[start Exercise inputs]
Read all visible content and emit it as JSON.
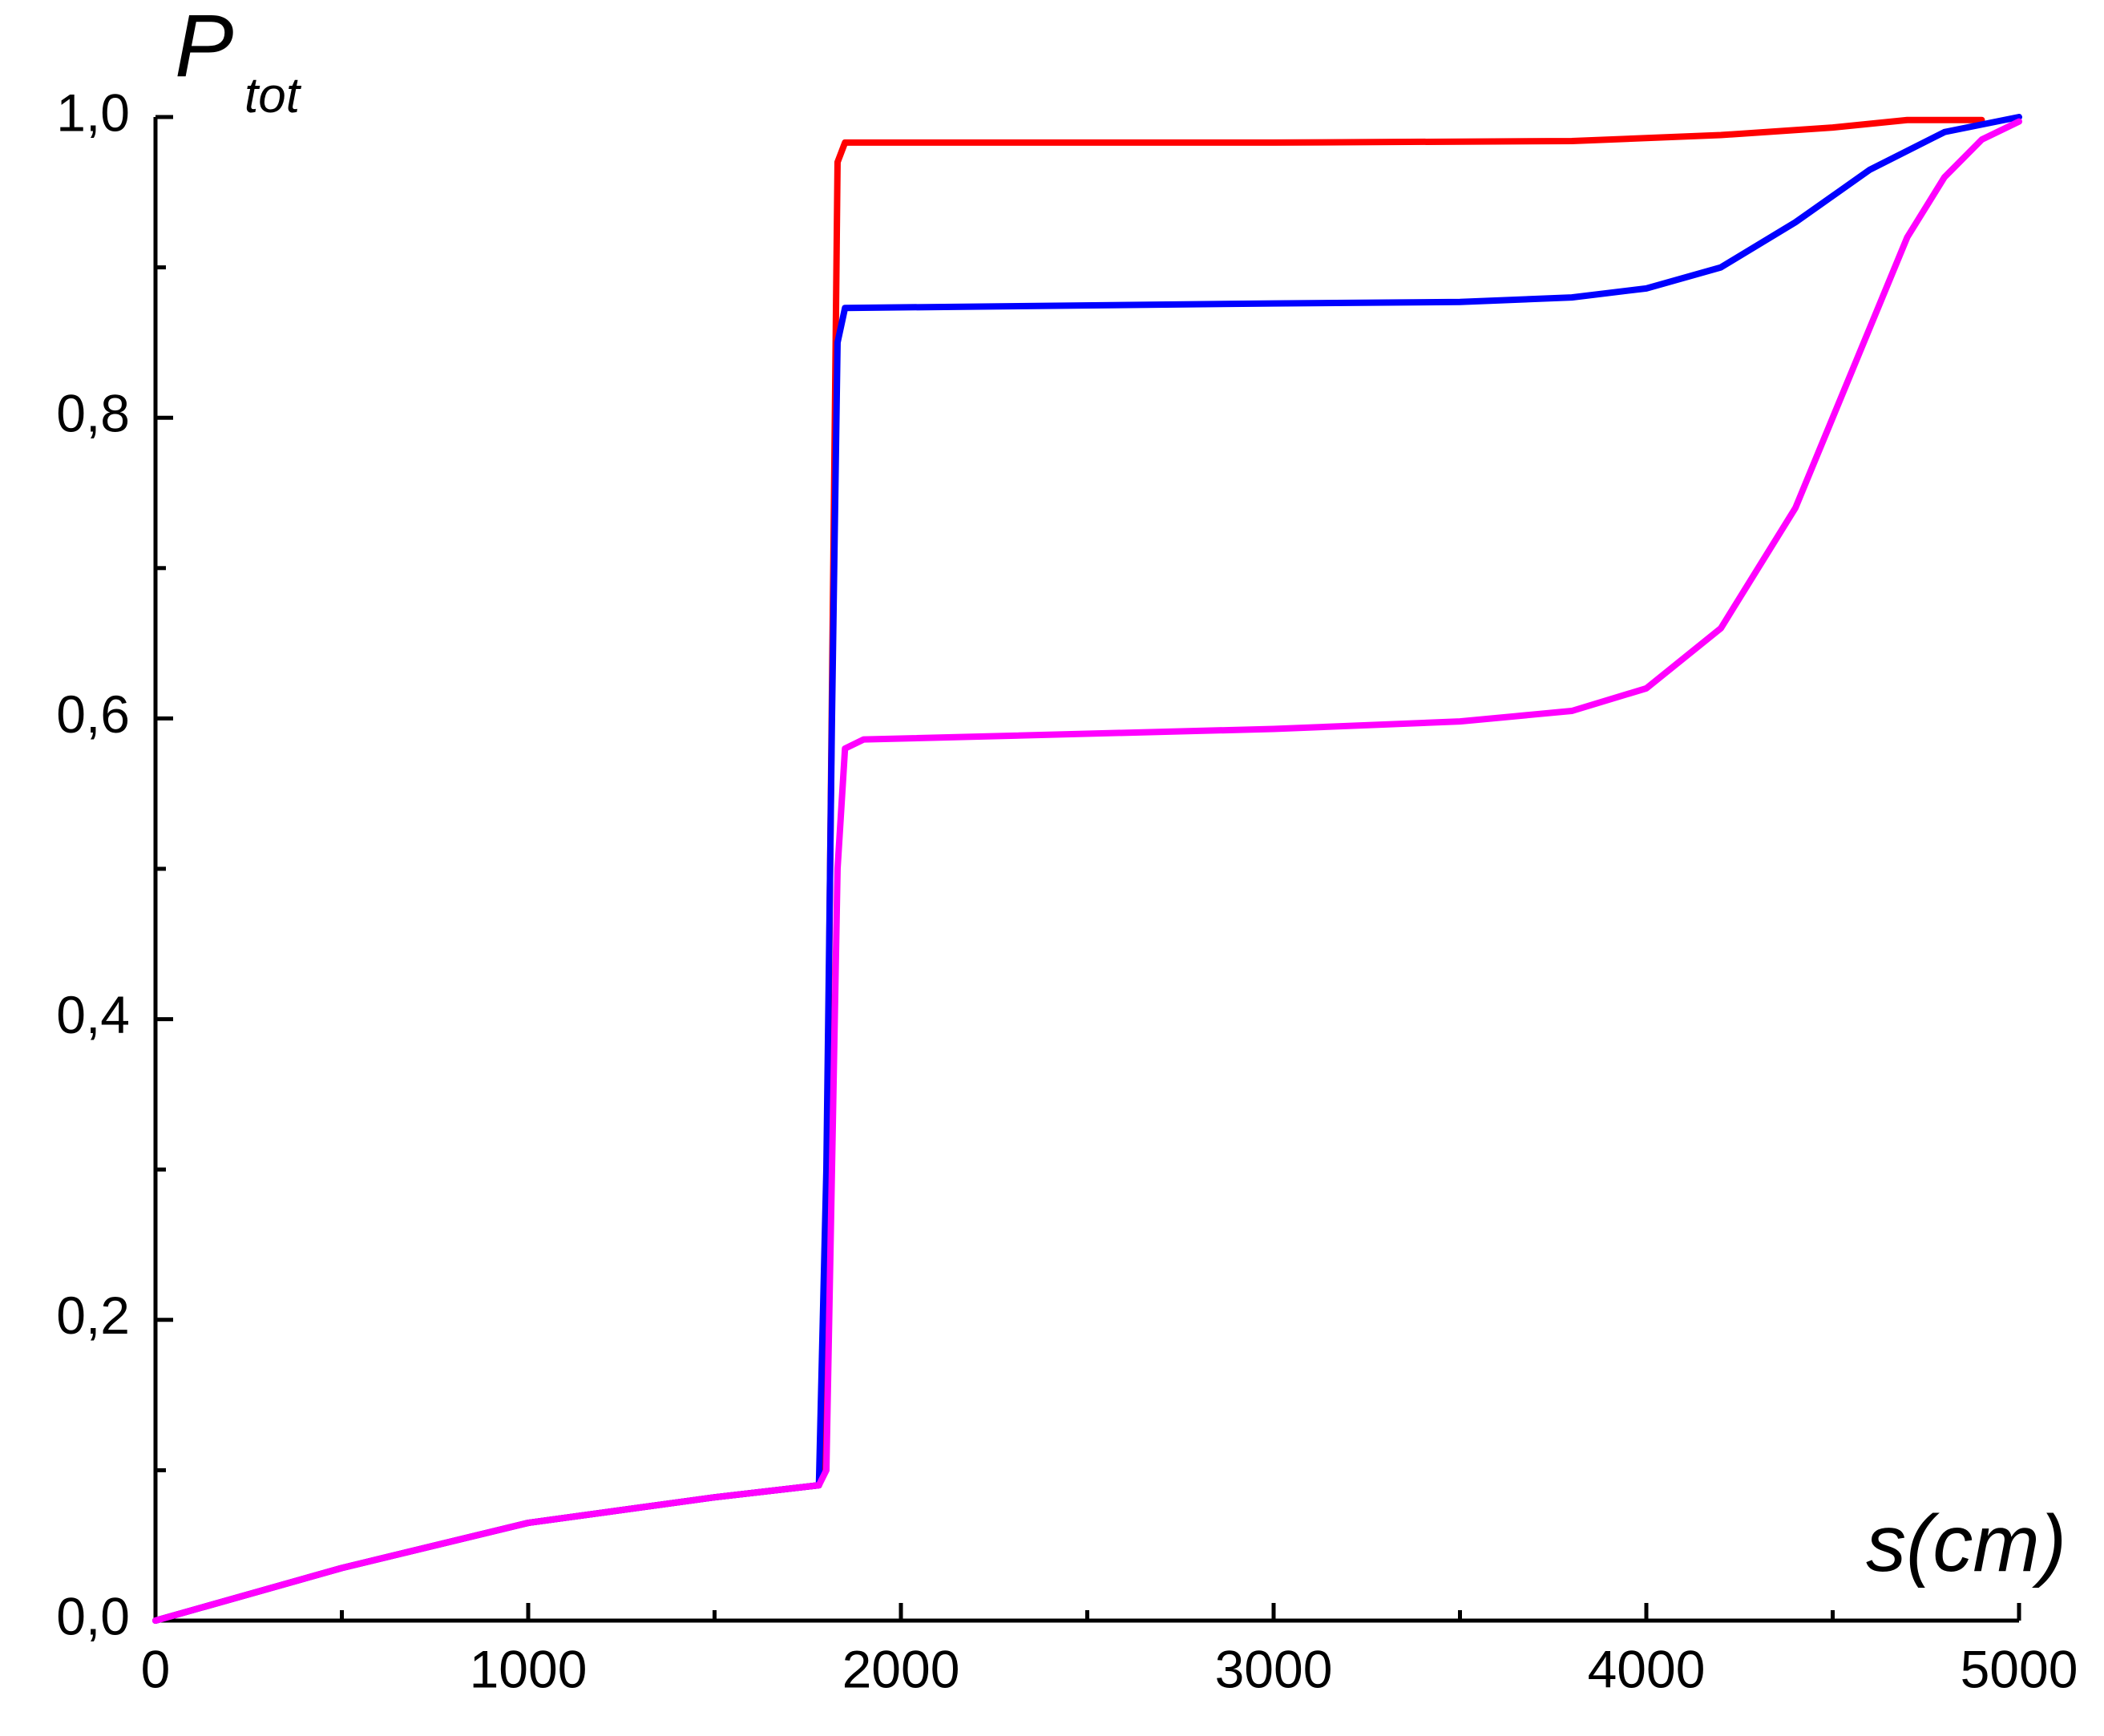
{
  "chart_data": {
    "type": "line",
    "ylabel": "P",
    "ylabel_sub": "tot",
    "xlabel": "s(cm)",
    "xlim": [
      0,
      5000
    ],
    "ylim": [
      0,
      1
    ],
    "xticks": [
      0,
      1000,
      2000,
      3000,
      4000,
      5000
    ],
    "xticks_minor": [
      500,
      1500,
      2500,
      3500,
      4500
    ],
    "yticks": [
      {
        "value": 0,
        "label": "0,0"
      },
      {
        "value": 0.2,
        "label": "0,2"
      },
      {
        "value": 0.4,
        "label": "0,4"
      },
      {
        "value": 0.6,
        "label": "0,6"
      },
      {
        "value": 0.8,
        "label": "0,8"
      },
      {
        "value": 1,
        "label": "1,0"
      }
    ],
    "yticks_minor": [
      0.1,
      0.3,
      0.5,
      0.7,
      0.9
    ],
    "series": [
      {
        "color": "#ff0000",
        "x": [
          0,
          500,
          1000,
          1500,
          1780,
          1795,
          1810,
          1830,
          1850,
          3000,
          3800,
          4200,
          4500,
          4700,
          4900
        ],
        "values": [
          0,
          0.035,
          0.065,
          0.082,
          0.09,
          0.12,
          0.5,
          0.97,
          0.983,
          0.983,
          0.984,
          0.988,
          0.993,
          0.998,
          0.998
        ]
      },
      {
        "color": "#0000ff",
        "x": [
          0,
          500,
          1000,
          1500,
          1780,
          1800,
          1815,
          1830,
          1850,
          3000,
          3500,
          3800,
          4000,
          4200,
          4400,
          4600,
          4800,
          5000
        ],
        "values": [
          0,
          0.035,
          0.065,
          0.082,
          0.09,
          0.3,
          0.6,
          0.85,
          0.873,
          0.876,
          0.877,
          0.88,
          0.886,
          0.9,
          0.93,
          0.965,
          0.99,
          1.0
        ]
      },
      {
        "color": "#ff00ff",
        "x": [
          0,
          500,
          1000,
          1500,
          1780,
          1800,
          1815,
          1830,
          1850,
          1900,
          3000,
          3500,
          3800,
          4000,
          4200,
          4400,
          4500,
          4600,
          4700,
          4800,
          4900,
          5000
        ],
        "values": [
          0,
          0.035,
          0.065,
          0.082,
          0.09,
          0.1,
          0.3,
          0.5,
          0.58,
          0.586,
          0.593,
          0.598,
          0.605,
          0.62,
          0.66,
          0.74,
          0.8,
          0.86,
          0.92,
          0.96,
          0.985,
          0.997
        ]
      }
    ]
  }
}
[end Exercise inputs]
● Instruction
Copy out all of the material exactly as written, without its pictures.

● Result
Read all visible content and emit it as JSON.
{
  "chart_data": {
    "type": "line",
    "ylabel": "P",
    "ylabel_sub": "tot",
    "xlabel": "s(cm)",
    "xlim": [
      0,
      5000
    ],
    "ylim": [
      0,
      1
    ],
    "xticks": [
      0,
      1000,
      2000,
      3000,
      4000,
      5000
    ],
    "xticks_minor": [
      500,
      1500,
      2500,
      3500,
      4500
    ],
    "yticks": [
      {
        "value": 0,
        "label": "0,0"
      },
      {
        "value": 0.2,
        "label": "0,2"
      },
      {
        "value": 0.4,
        "label": "0,4"
      },
      {
        "value": 0.6,
        "label": "0,6"
      },
      {
        "value": 0.8,
        "label": "0,8"
      },
      {
        "value": 1,
        "label": "1,0"
      }
    ],
    "yticks_minor": [
      0.1,
      0.3,
      0.5,
      0.7,
      0.9
    ],
    "series": [
      {
        "color": "#ff0000",
        "x": [
          0,
          500,
          1000,
          1500,
          1780,
          1795,
          1810,
          1830,
          1850,
          3000,
          3800,
          4200,
          4500,
          4700,
          4900
        ],
        "values": [
          0,
          0.035,
          0.065,
          0.082,
          0.09,
          0.12,
          0.5,
          0.97,
          0.983,
          0.983,
          0.984,
          0.988,
          0.993,
          0.998,
          0.998
        ]
      },
      {
        "color": "#0000ff",
        "x": [
          0,
          500,
          1000,
          1500,
          1780,
          1800,
          1815,
          1830,
          1850,
          3000,
          3500,
          3800,
          4000,
          4200,
          4400,
          4600,
          4800,
          5000
        ],
        "values": [
          0,
          0.035,
          0.065,
          0.082,
          0.09,
          0.3,
          0.6,
          0.85,
          0.873,
          0.876,
          0.877,
          0.88,
          0.886,
          0.9,
          0.93,
          0.965,
          0.99,
          1.0
        ]
      },
      {
        "color": "#ff00ff",
        "x": [
          0,
          500,
          1000,
          1500,
          1780,
          1800,
          1815,
          1830,
          1850,
          1900,
          3000,
          3500,
          3800,
          4000,
          4200,
          4400,
          4500,
          4600,
          4700,
          4800,
          4900,
          5000
        ],
        "values": [
          0,
          0.035,
          0.065,
          0.082,
          0.09,
          0.1,
          0.3,
          0.5,
          0.58,
          0.586,
          0.593,
          0.598,
          0.605,
          0.62,
          0.66,
          0.74,
          0.8,
          0.86,
          0.92,
          0.96,
          0.985,
          0.997
        ]
      }
    ]
  }
}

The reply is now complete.